Source:
Maxwell, Godwin & Carlton, Keith A. Glover, Dallas, for respondent.

Opinion

SPEARS, Justice.

Pacific Employers Insurance Company (Pacific) appealed a workers’ compensation award to Jessie Mae Ealey. The district court dismissed the appeal for want of jurisdiction. The court of appeals reversed the judgment of the district court and remanded the cause for trial on the merits. (Per curiam opinion unpublished pursuant to Rule 452 of the Texas Rules of Civil Procedure.) We affirm the judgment of the court of appeals.

The Industrial Accident Board (Board) granted a workers’ compensation award to Ealey against Pacific on April 1, 1981. The Board stated in its Special Findings that

the insurance carrier reports the correct name of carrier as Pacific Employers Insurance Company and not Insurance Company of North America; that named carriers are of the same group and address and all parties have had due notice. Therefore, award entered herein named Pacific Employers Insurance Company as the correct carrier.

In order to appeal the Board’s decision, Pacific was required to file its Notice of Intention to Appeal within twenty days of the award and then to file the suit within twenty days of filing that notice. See Tex.Rev.Civ.Stat.Ann. art. 8307, § 5.

Parts of the exercise:
**a)** Reproduce the opinion word for word, from "The Industrial Accident" down to "art. 8307, § 5.".
**b)** According to the opinion, on what date did the Industrial Accident Board grant the workers' compensation award to Ealey?
The records have no connection to the opinion above.

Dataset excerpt
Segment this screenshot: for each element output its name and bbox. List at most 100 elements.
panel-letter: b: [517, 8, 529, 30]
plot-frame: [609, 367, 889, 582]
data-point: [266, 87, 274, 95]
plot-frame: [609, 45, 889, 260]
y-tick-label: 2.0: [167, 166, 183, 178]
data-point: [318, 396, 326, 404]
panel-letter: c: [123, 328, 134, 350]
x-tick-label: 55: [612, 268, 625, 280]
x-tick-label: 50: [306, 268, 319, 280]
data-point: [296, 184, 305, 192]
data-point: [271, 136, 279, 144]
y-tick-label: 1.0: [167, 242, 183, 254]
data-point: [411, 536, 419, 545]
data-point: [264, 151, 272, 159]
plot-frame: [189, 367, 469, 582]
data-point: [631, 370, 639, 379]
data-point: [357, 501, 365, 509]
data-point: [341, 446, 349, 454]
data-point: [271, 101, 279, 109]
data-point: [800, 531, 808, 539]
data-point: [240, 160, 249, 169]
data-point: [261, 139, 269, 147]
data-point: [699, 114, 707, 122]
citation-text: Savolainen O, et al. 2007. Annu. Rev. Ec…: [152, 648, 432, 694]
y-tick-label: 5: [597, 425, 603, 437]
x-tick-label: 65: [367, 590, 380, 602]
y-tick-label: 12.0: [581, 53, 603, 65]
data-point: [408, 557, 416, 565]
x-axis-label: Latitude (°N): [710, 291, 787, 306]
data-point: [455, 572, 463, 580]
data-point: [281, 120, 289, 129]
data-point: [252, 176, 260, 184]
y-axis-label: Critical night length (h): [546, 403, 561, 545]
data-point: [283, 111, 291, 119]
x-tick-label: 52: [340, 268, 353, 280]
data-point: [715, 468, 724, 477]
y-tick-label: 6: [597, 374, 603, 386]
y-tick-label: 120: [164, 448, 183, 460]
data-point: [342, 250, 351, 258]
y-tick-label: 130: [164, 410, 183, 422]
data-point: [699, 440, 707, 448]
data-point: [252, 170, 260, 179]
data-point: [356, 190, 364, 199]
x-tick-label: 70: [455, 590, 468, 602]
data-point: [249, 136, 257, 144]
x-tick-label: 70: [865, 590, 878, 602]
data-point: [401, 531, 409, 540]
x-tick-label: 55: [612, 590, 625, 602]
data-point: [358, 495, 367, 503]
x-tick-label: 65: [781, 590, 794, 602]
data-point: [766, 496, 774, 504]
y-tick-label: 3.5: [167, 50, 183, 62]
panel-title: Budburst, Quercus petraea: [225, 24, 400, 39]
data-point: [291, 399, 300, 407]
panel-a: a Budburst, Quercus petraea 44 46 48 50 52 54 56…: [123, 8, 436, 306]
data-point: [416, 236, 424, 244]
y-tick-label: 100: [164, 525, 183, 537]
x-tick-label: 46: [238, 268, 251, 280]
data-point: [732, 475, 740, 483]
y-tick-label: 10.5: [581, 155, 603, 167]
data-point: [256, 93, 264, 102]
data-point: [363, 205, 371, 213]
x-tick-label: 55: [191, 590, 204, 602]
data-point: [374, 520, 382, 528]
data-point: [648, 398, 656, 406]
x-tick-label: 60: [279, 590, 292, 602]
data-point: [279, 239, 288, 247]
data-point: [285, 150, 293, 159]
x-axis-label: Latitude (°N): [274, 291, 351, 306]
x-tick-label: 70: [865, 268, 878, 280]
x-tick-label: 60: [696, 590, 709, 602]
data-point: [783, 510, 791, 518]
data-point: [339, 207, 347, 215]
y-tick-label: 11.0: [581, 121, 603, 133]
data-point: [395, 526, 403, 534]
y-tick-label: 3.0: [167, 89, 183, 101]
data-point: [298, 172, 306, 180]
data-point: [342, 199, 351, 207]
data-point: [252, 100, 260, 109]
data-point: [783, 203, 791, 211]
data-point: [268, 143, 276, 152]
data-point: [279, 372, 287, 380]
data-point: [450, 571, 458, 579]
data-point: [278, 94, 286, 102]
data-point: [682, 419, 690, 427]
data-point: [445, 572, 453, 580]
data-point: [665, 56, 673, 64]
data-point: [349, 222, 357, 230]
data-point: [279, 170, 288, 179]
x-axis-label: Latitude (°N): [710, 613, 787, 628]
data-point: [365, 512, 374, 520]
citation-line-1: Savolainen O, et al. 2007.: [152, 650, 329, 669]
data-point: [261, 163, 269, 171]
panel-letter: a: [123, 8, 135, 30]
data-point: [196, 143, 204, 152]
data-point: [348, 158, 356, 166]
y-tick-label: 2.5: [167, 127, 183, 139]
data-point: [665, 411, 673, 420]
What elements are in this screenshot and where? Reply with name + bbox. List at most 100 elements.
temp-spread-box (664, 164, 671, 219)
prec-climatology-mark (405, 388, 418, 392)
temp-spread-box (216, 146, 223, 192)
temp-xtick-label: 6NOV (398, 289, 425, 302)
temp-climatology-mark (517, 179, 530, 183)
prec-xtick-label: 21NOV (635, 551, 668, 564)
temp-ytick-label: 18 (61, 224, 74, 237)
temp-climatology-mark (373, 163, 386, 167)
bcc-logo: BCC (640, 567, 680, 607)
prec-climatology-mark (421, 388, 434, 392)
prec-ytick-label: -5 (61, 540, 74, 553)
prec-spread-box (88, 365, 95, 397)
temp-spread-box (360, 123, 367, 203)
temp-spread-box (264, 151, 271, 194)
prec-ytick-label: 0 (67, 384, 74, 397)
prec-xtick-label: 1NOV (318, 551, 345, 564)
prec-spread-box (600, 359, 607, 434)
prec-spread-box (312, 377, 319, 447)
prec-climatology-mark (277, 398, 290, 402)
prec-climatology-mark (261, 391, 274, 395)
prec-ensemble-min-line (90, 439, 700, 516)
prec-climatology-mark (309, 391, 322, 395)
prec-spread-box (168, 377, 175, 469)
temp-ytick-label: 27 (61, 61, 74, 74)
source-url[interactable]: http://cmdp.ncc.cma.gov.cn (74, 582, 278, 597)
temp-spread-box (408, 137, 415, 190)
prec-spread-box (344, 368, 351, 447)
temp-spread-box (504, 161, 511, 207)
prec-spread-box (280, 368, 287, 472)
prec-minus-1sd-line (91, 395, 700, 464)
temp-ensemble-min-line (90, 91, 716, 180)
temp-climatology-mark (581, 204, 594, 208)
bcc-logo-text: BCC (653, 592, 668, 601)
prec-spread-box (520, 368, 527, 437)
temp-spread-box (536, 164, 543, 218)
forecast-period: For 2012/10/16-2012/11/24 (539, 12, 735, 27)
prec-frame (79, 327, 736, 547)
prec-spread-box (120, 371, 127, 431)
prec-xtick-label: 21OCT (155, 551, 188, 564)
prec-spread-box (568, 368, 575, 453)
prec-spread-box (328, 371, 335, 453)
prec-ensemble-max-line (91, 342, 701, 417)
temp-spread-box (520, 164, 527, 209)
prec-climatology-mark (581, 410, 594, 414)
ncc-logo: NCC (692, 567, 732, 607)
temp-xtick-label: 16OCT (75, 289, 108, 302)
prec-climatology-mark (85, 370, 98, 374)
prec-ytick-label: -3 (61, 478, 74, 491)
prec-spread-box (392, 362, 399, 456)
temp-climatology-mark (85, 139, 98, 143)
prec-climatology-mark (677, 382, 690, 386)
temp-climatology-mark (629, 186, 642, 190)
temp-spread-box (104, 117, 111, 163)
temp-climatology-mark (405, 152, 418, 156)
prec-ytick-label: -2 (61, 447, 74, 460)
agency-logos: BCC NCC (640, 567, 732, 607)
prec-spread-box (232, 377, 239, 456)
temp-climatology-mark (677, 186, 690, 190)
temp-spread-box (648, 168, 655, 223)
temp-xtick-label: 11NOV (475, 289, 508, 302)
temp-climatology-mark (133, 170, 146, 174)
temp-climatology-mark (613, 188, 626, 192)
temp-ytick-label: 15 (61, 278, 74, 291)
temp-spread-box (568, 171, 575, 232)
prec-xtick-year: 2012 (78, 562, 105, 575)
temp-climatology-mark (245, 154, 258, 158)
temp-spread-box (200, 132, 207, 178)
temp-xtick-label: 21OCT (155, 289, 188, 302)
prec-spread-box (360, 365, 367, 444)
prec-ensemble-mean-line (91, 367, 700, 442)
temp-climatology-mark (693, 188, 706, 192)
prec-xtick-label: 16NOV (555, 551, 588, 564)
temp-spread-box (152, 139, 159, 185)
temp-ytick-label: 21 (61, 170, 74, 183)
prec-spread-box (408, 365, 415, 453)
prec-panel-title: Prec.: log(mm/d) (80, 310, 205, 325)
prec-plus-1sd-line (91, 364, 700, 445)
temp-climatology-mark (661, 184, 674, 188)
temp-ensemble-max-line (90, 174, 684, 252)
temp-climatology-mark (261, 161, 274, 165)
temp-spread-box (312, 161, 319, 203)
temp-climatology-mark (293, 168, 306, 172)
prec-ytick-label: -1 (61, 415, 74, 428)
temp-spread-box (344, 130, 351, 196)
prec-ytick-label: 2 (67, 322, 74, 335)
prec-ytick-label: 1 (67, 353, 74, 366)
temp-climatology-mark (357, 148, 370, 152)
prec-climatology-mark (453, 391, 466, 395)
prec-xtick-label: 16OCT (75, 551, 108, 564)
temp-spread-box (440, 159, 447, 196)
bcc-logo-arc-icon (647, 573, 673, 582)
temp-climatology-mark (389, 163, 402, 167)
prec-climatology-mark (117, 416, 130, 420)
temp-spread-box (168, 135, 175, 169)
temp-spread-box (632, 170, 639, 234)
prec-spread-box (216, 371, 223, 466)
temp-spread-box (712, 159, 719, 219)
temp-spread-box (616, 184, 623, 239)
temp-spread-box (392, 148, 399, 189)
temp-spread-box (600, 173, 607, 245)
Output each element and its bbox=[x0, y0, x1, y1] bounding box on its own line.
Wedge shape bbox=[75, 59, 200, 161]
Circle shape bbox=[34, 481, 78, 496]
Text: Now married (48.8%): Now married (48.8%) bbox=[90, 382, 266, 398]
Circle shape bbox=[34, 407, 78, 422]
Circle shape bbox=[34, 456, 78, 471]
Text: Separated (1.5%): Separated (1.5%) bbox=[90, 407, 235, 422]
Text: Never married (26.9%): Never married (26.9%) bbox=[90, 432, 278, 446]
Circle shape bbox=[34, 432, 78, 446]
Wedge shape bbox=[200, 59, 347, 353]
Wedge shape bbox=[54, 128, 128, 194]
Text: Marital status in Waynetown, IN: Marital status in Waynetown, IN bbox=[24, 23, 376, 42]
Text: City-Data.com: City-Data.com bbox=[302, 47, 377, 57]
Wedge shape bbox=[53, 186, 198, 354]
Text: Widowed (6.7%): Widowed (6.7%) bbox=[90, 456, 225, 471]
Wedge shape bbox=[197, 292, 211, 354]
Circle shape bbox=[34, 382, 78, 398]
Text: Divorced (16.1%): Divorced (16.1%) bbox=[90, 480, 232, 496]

Task-by-task outputs:
**a)**
The Industrial Accident Board (Board) granted a workers’ compensation award to Ealey against Pacific on April 1, 1981. The Board stated in its Special Findings that

the insurance carrier reports the correct name of carrier as Pacific Employers Insurance Company and not Insurance Company of North America; that named carriers are of the same group and address and all parties have had due notice. Therefore, award entered herein named Pacific Employers Insurance Company as the correct carrier.

In order to appeal the Board’s decision, Pacific was required to file its Notice of Intention to Appeal within twenty days of the award and then to file the suit within twenty days of filing that notice. See Tex.Rev.Civ.Stat.Ann. art. 8307, § 5.

**b)** April 1, 1981.